## Data to use:
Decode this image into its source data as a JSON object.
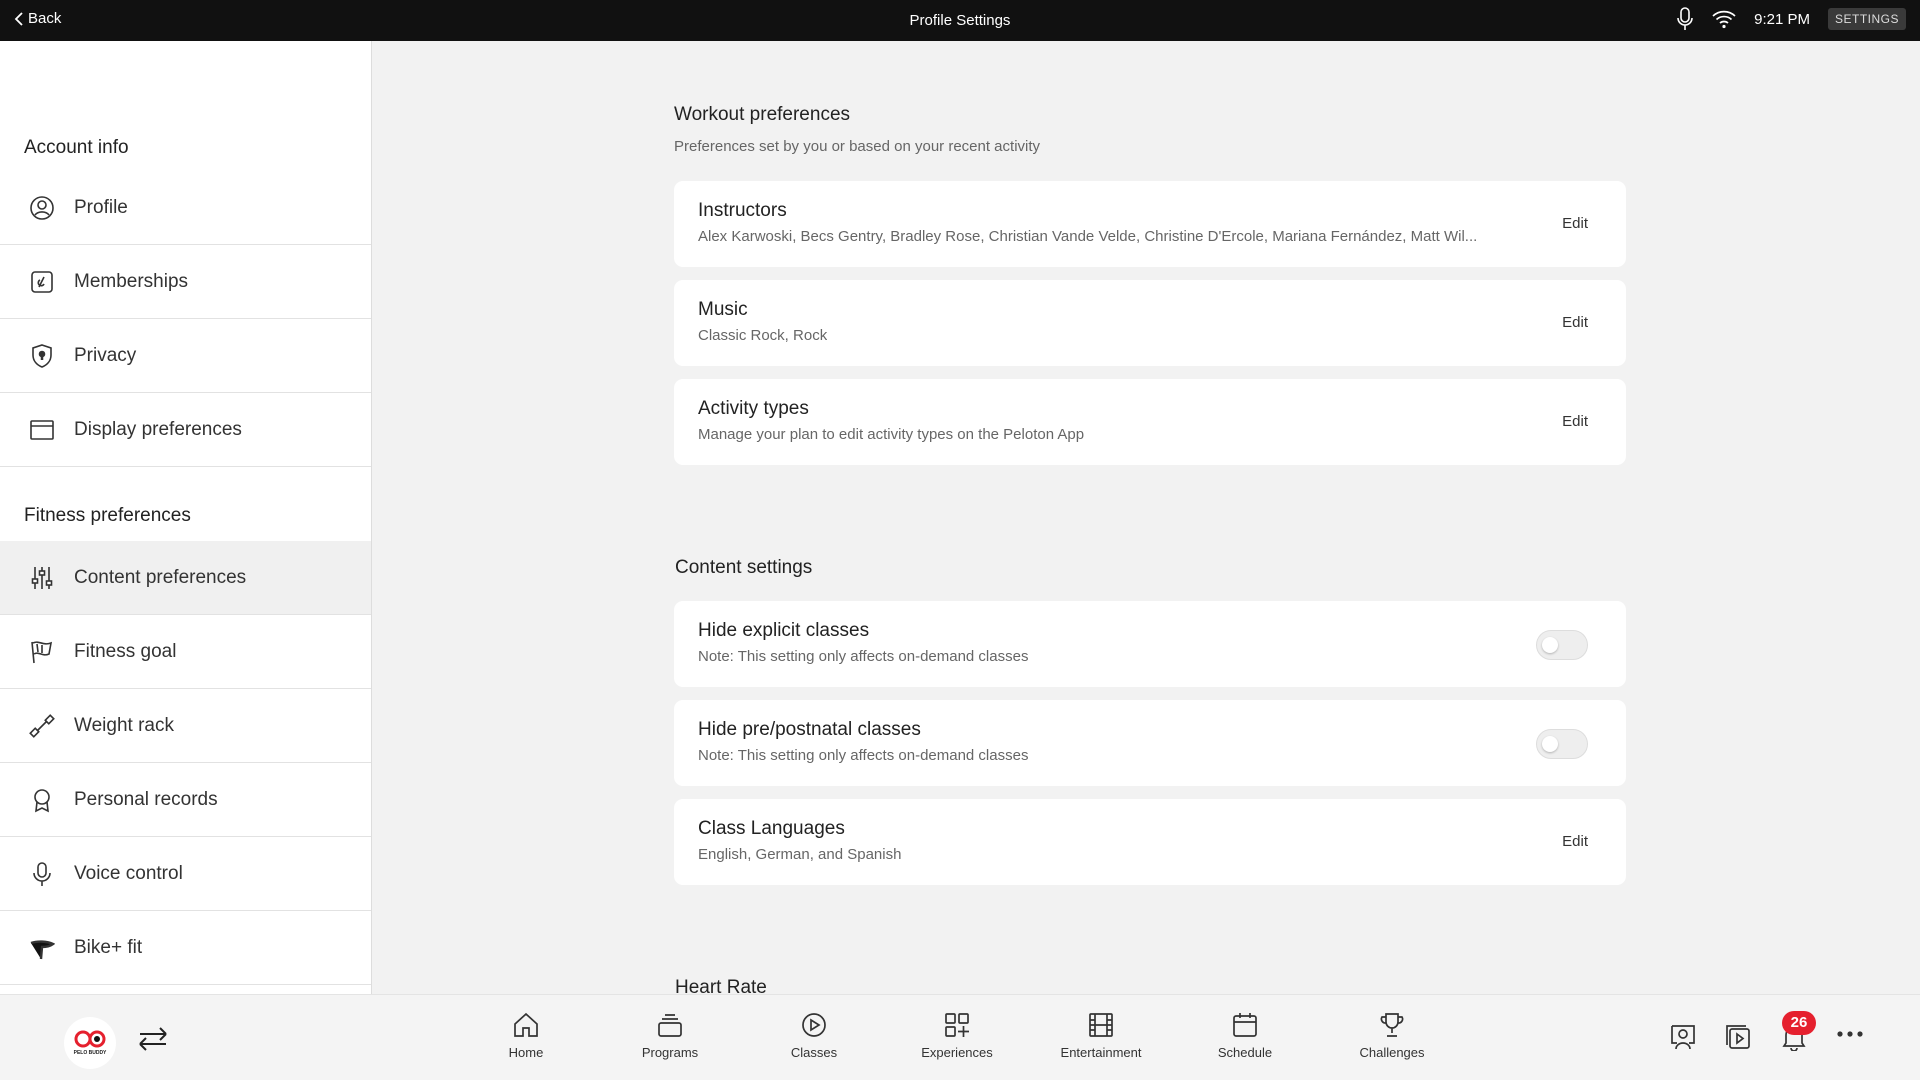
{
  "topbar": {
    "back_label": "Back",
    "title": "Profile Settings",
    "time": "9:21 PM",
    "settings_badge": "SETTINGS"
  },
  "sidebar": {
    "account_heading": "Account info",
    "account_items": [
      {
        "label": "Profile",
        "icon": "profile-icon"
      },
      {
        "label": "Memberships",
        "icon": "membership-icon"
      },
      {
        "label": "Privacy",
        "icon": "privacy-shield-icon"
      },
      {
        "label": "Display preferences",
        "icon": "display-icon"
      }
    ],
    "fitness_heading": "Fitness preferences",
    "fitness_items": [
      {
        "label": "Content preferences",
        "icon": "sliders-icon",
        "active": true
      },
      {
        "label": "Fitness goal",
        "icon": "flag-icon"
      },
      {
        "label": "Weight rack",
        "icon": "dumbbell-icon"
      },
      {
        "label": "Personal records",
        "icon": "award-icon"
      },
      {
        "label": "Voice control",
        "icon": "microphone-icon"
      },
      {
        "label": "Bike+ fit",
        "icon": "bike-seat-icon"
      }
    ]
  },
  "main": {
    "workout": {
      "title": "Workout preferences",
      "subtitle": "Preferences set by you or based on your recent activity",
      "cards": [
        {
          "title": "Instructors",
          "sub": "Alex Karwoski, Becs Gentry, Bradley Rose, Christian Vande Velde, Christine D'Ercole, Mariana Fernández, Matt Wil...",
          "action": "Edit"
        },
        {
          "title": "Music",
          "sub": "Classic Rock, Rock",
          "action": "Edit"
        },
        {
          "title": "Activity types",
          "sub": "Manage your plan to edit activity types on the Peloton App",
          "action": "Edit"
        }
      ]
    },
    "content": {
      "title": "Content settings",
      "cards": [
        {
          "title": "Hide explicit classes",
          "sub": "Note: This setting only affects on-demand classes",
          "toggle_on": false
        },
        {
          "title": "Hide pre/postnatal classes",
          "sub": "Note: This setting only affects on-demand classes",
          "toggle_on": false
        },
        {
          "title": "Class Languages",
          "sub": "English, German, and Spanish",
          "action": "Edit"
        }
      ]
    },
    "heart_rate_title": "Heart Rate"
  },
  "bottomnav": {
    "logo_text": "PELO BUDDY",
    "items": [
      {
        "label": "Home",
        "icon": "home-icon"
      },
      {
        "label": "Programs",
        "icon": "programs-icon"
      },
      {
        "label": "Classes",
        "icon": "play-circle-icon"
      },
      {
        "label": "Experiences",
        "icon": "experiences-icon"
      },
      {
        "label": "Entertainment",
        "icon": "film-icon"
      },
      {
        "label": "Schedule",
        "icon": "calendar-icon"
      },
      {
        "label": "Challenges",
        "icon": "trophy-icon"
      }
    ],
    "notification_count": "26"
  }
}
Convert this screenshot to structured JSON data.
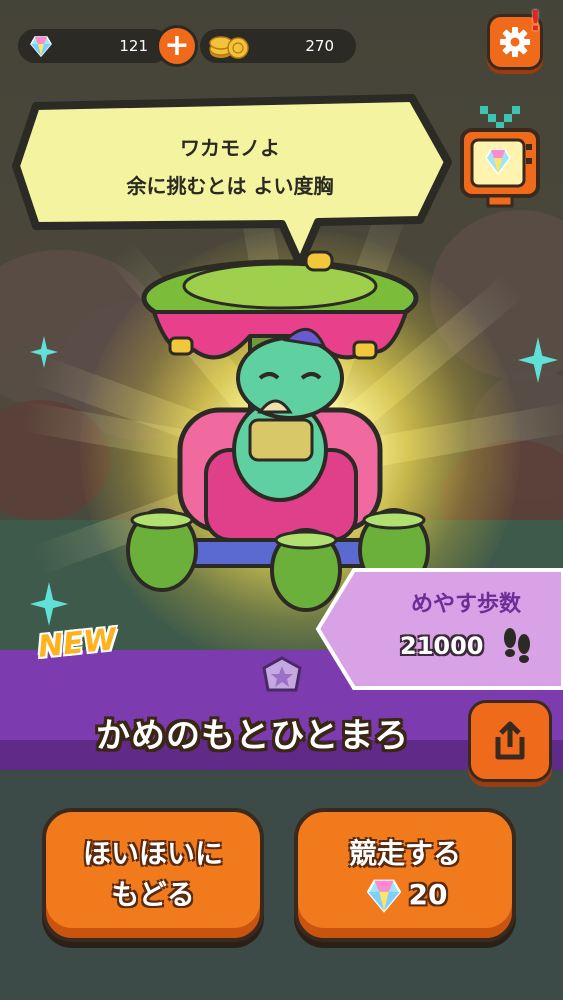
{
  "top_bar": {
    "gems": "121",
    "plus_label": "+",
    "coins": "270",
    "alert_mark": "!"
  },
  "speech_bubble": {
    "line1": "ワカモノよ",
    "line2": "余に挑むとは よい度胸"
  },
  "badge": "NEW",
  "character_name": "かめのもとひとまろ",
  "steps_panel": {
    "label": "めやす歩数",
    "value": "21000"
  },
  "buttons": {
    "back_line1": "ほいほいに",
    "back_line2": "もどる",
    "race_label": "競走する",
    "race_cost": "20"
  },
  "colors": {
    "accent_orange": "#f06a1c",
    "band_purple": "#7d3bb0",
    "panel_lilac": "#d9a2e6",
    "bubble_yellow": "#f3f3a0"
  },
  "icons": [
    "gem-icon",
    "coin-icon",
    "plus-icon",
    "gear-icon",
    "tv-icon",
    "share-icon",
    "footprints-icon",
    "star-icon"
  ]
}
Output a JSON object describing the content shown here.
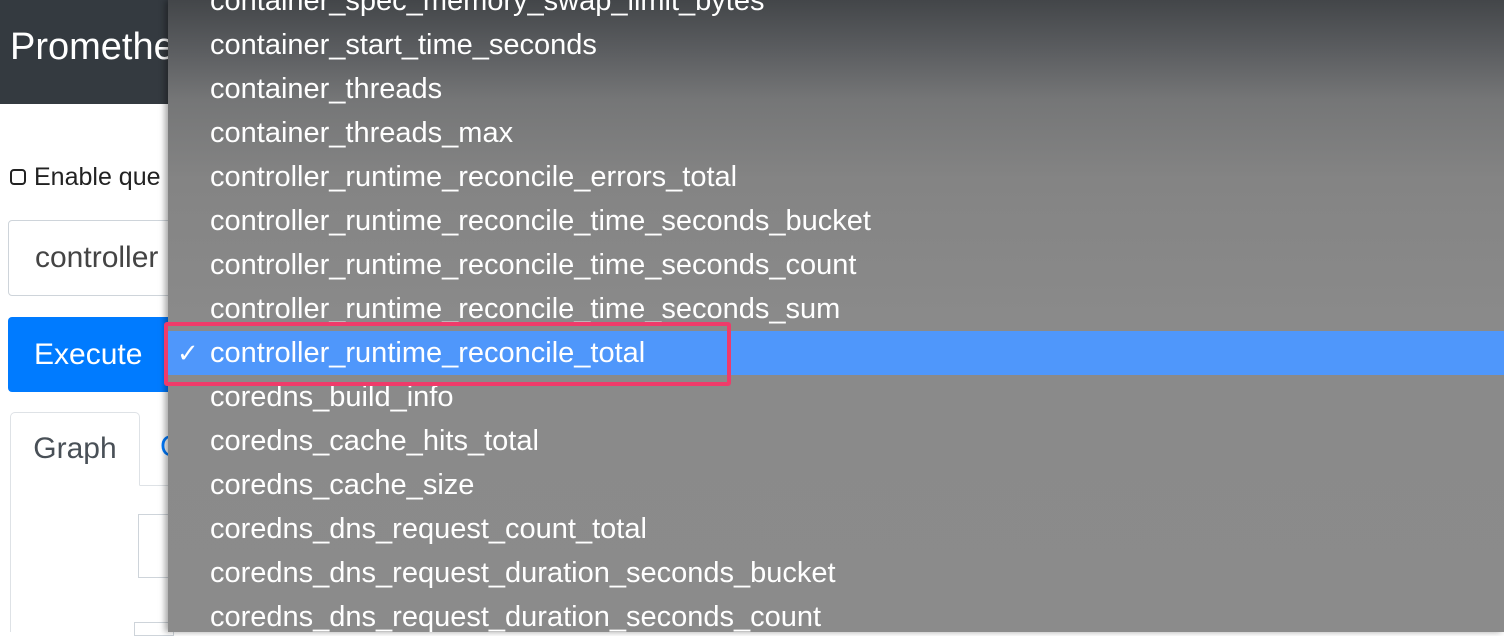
{
  "app": {
    "brand": "Promethe"
  },
  "options_checkbox": {
    "label": "Enable que"
  },
  "query": {
    "value": "controller"
  },
  "execute_button": {
    "label": "Execute"
  },
  "tabs": [
    {
      "label": "Graph"
    },
    {
      "label": "C"
    }
  ],
  "metric_dropdown": {
    "selected_index": 8,
    "check_glyph": "✓",
    "options": [
      "container_spec_memory_swap_limit_bytes",
      "container_start_time_seconds",
      "container_threads",
      "container_threads_max",
      "controller_runtime_reconcile_errors_total",
      "controller_runtime_reconcile_time_seconds_bucket",
      "controller_runtime_reconcile_time_seconds_count",
      "controller_runtime_reconcile_time_seconds_sum",
      "controller_runtime_reconcile_total",
      "coredns_build_info",
      "coredns_cache_hits_total",
      "coredns_cache_size",
      "coredns_dns_request_count_total",
      "coredns_dns_request_duration_seconds_bucket",
      "coredns_dns_request_duration_seconds_count"
    ]
  },
  "colors": {
    "navbar": "#343a40",
    "primary": "#007bff",
    "selected_option": "#4f97fb",
    "highlight_outline": "#ef3b6a"
  }
}
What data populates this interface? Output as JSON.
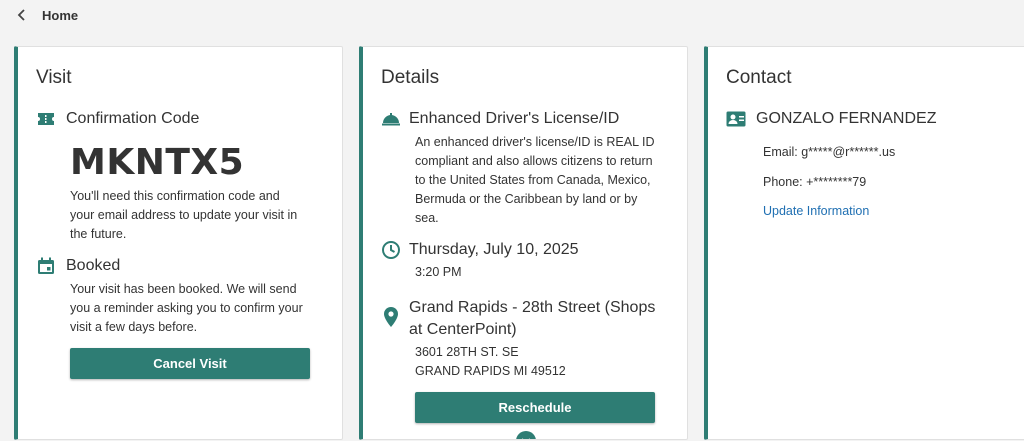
{
  "nav": {
    "back_label": "Home"
  },
  "visit": {
    "title": "Visit",
    "confirmation_label": "Confirmation Code",
    "code": "MKNTX5",
    "code_note_1": "You'll need this confirmation code and",
    "code_note_2": "your email address to update your visit in",
    "code_note_3": "the future.",
    "status_label": "Booked",
    "status_note_1": "Your visit has been booked. We will send",
    "status_note_2": "you a reminder asking you to confirm your",
    "status_note_3": "visit a few days before.",
    "cancel_label": "Cancel Visit"
  },
  "details": {
    "title": "Details",
    "service_label": "Enhanced Driver's License/ID",
    "service_desc_1": "An enhanced driver's license/ID is REAL ID",
    "service_desc_2": "compliant and also allows citizens to return",
    "service_desc_3": "to the United States from Canada, Mexico,",
    "service_desc_4": "Bermuda or the Caribbean by land or by",
    "service_desc_5": "sea.",
    "date_label": "Thursday, July 10, 2025",
    "time": "3:20 PM",
    "location_line1": "Grand Rapids - 28th Street (Shops",
    "location_line2": "at CenterPoint)",
    "address_1": "3601 28TH ST. SE",
    "address_2": "GRAND RAPIDS MI 49512",
    "reschedule_label": "Reschedule"
  },
  "contact": {
    "title": "Contact",
    "name": "GONZALO FERNANDEZ",
    "email": "Email: g*****@r******.us",
    "phone": "Phone: +********79",
    "update_label": "Update Information"
  },
  "colors": {
    "accent": "#2e7d74",
    "link": "#1f6fb2"
  }
}
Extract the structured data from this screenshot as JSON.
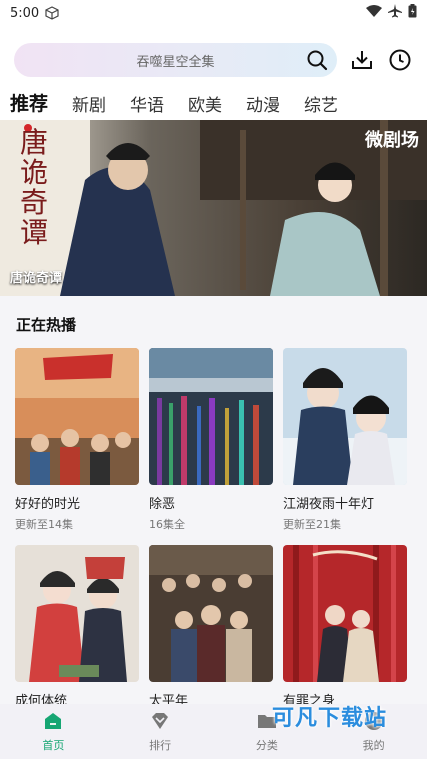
{
  "status_bar": {
    "time": "5:00"
  },
  "search": {
    "placeholder": "吞噬星空全集"
  },
  "tabs": [
    {
      "label": "推荐"
    },
    {
      "label": "新剧"
    },
    {
      "label": "华语"
    },
    {
      "label": "欧美"
    },
    {
      "label": "动漫"
    },
    {
      "label": "综艺"
    }
  ],
  "banner": {
    "caption": "唐诡奇谭",
    "brand": "微剧场",
    "title_art": "唐诡奇谭"
  },
  "hot_section": {
    "title": "正在热播",
    "items": [
      {
        "name": "好好的时光",
        "sub": "更新至14集"
      },
      {
        "name": "除恶",
        "sub": "16集全"
      },
      {
        "name": "江湖夜雨十年灯",
        "sub": "更新至21集"
      },
      {
        "name": "成何体统",
        "sub": ""
      },
      {
        "name": "太平年",
        "sub": ""
      },
      {
        "name": "有罪之身",
        "sub": ""
      }
    ]
  },
  "bottom_nav": [
    {
      "label": "首页"
    },
    {
      "label": "排行"
    },
    {
      "label": "分类"
    },
    {
      "label": "我的"
    }
  ],
  "watermark": "可凡下载站",
  "colors": {
    "accent": "#16a673"
  }
}
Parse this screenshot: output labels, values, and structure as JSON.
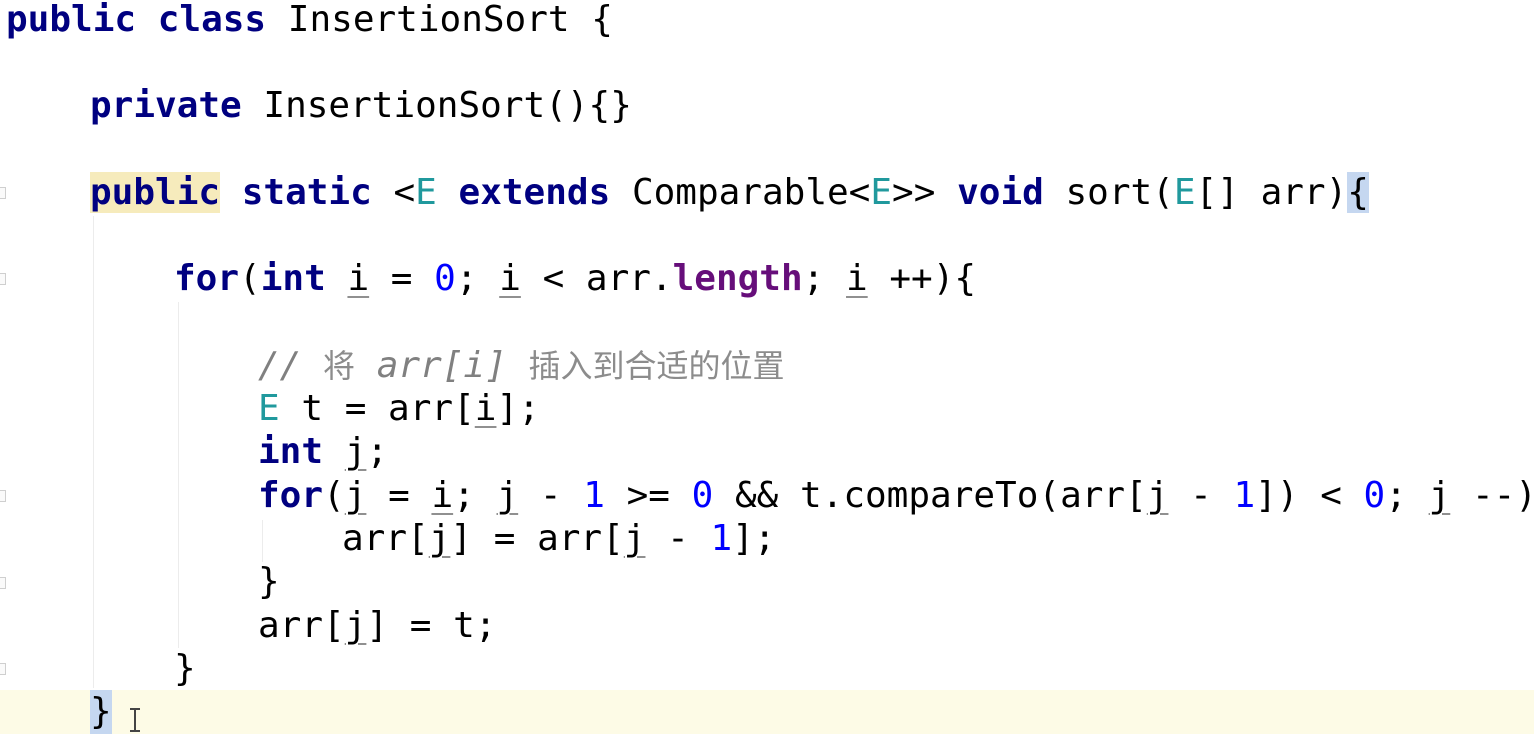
{
  "editor": {
    "language": "Java",
    "class_name": "InsertionSort",
    "comment_text": "// 将 arr[i] 插入到合适的位置",
    "tokens": {
      "public": "public",
      "class": "class",
      "private": "private",
      "static": "static",
      "extends": "extends",
      "void": "void",
      "int": "int",
      "for": "for",
      "class_name": "InsertionSort",
      "ctor_sig": "(){}",
      "open_brace_sp": " {",
      "type_param_open": "<",
      "type_param": "E",
      "comparable_open": "Comparable<",
      "close_angles": ">>",
      "sort_open": "sort(",
      "array_param_rest": "[] arr)",
      "open_brace": "{",
      "close_brace": "}",
      "for_open": "(",
      "i": "i",
      "j": "j",
      "assign_zero": " = ",
      "zero": "0",
      "one": "1",
      "semi_sp": "; ",
      "lt_arr": " < arr.",
      "length": "length",
      "inc_close": " ++){",
      "dec_close": " --){",
      "t_assign_arr": " t = arr[",
      "close_bracket_semi": "];",
      "j_semi": ";",
      "j_assign": " = ",
      "minus": " - ",
      "ge": " >= ",
      "and_compare": " && t.compareTo(arr[",
      "close_paren_lt": "]) < ",
      "arr_open": "arr[",
      "close_assign_arr_open": "] = arr[",
      "close_assign_t": "] = t;"
    }
  },
  "icons": {
    "caret": "text-cursor-icon",
    "fold": "fold-marker-icon"
  },
  "colors": {
    "keyword": "#000080",
    "number": "#0000ff",
    "type_param": "#20999d",
    "field": "#660e7a",
    "comment": "#808080",
    "current_line": "#fdfbe6",
    "brace_match": "#c5d7f0",
    "keyword_highlight": "#f6ebbc"
  }
}
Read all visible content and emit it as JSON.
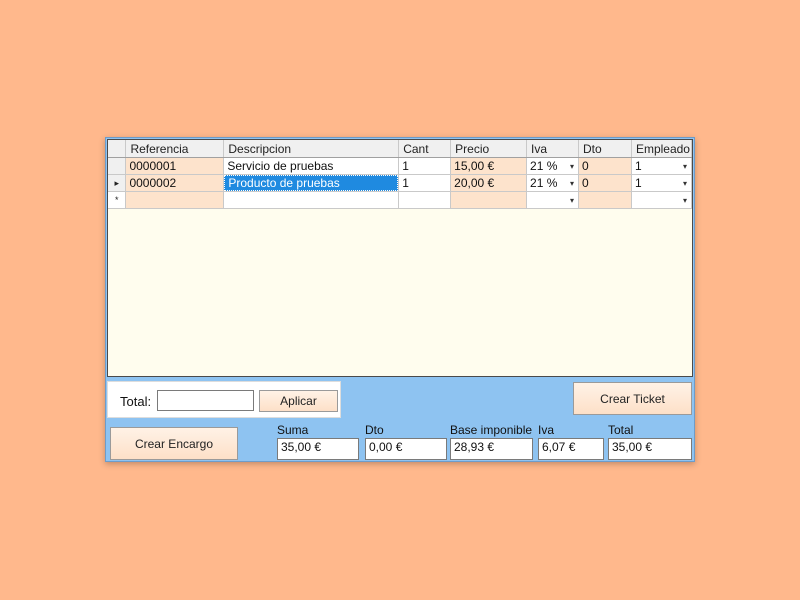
{
  "grid": {
    "columns": [
      "Referencia",
      "Descripcion",
      "Cant",
      "Precio",
      "Iva",
      "Dto",
      "Empleado"
    ],
    "rows": [
      {
        "indicator": "",
        "referencia": "0000001",
        "descripcion": "Servicio de pruebas",
        "cant": "1",
        "precio": "15,00 €",
        "iva": "21 %",
        "dto": "0",
        "empleado": "1"
      },
      {
        "indicator": "▸",
        "referencia": "0000002",
        "descripcion": "Producto de pruebas",
        "cant": "1",
        "precio": "20,00 €",
        "iva": "21 %",
        "dto": "0",
        "empleado": "1"
      }
    ],
    "new_row_indicator": "*"
  },
  "total_panel": {
    "label": "Total:",
    "value": "",
    "apply_label": "Aplicar"
  },
  "buttons": {
    "crear_ticket": "Crear Ticket",
    "crear_encargo": "Crear Encargo"
  },
  "summary": {
    "suma": {
      "label": "Suma",
      "value": "35,00 €"
    },
    "dto": {
      "label": "Dto",
      "value": "0,00 €"
    },
    "base": {
      "label": "Base imponible",
      "value": "28,93 €"
    },
    "iva": {
      "label": "Iva",
      "value": "6,07 €"
    },
    "total": {
      "label": "Total",
      "value": "35,00 €"
    }
  },
  "colors": {
    "background": "#ffb88c",
    "panel": "#8ec3f1",
    "grid": "#fffdee",
    "selection": "#1f8ae0",
    "peach_cell": "#fde3cc"
  }
}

## Directions for this task:
Give again, unchanged, only the lines from the line containing "Read all visible content and emit it as JSON." to the last line of the records above. Pictures do not belong in the copy.

## Right answer:
Read all visible content and emit it as JSON.
{
  "grid": {
    "columns": [
      "Referencia",
      "Descripcion",
      "Cant",
      "Precio",
      "Iva",
      "Dto",
      "Empleado"
    ],
    "rows": [
      {
        "indicator": "",
        "referencia": "0000001",
        "descripcion": "Servicio de pruebas",
        "cant": "1",
        "precio": "15,00 €",
        "iva": "21 %",
        "dto": "0",
        "empleado": "1"
      },
      {
        "indicator": "▸",
        "referencia": "0000002",
        "descripcion": "Producto de pruebas",
        "cant": "1",
        "precio": "20,00 €",
        "iva": "21 %",
        "dto": "0",
        "empleado": "1"
      }
    ],
    "new_row_indicator": "*"
  },
  "total_panel": {
    "label": "Total:",
    "value": "",
    "apply_label": "Aplicar"
  },
  "buttons": {
    "crear_ticket": "Crear Ticket",
    "crear_encargo": "Crear Encargo"
  },
  "summary": {
    "suma": {
      "label": "Suma",
      "value": "35,00 €"
    },
    "dto": {
      "label": "Dto",
      "value": "0,00 €"
    },
    "base": {
      "label": "Base imponible",
      "value": "28,93 €"
    },
    "iva": {
      "label": "Iva",
      "value": "6,07 €"
    },
    "total": {
      "label": "Total",
      "value": "35,00 €"
    }
  },
  "colors": {
    "background": "#ffb88c",
    "panel": "#8ec3f1",
    "grid": "#fffdee",
    "selection": "#1f8ae0",
    "peach_cell": "#fde3cc"
  }
}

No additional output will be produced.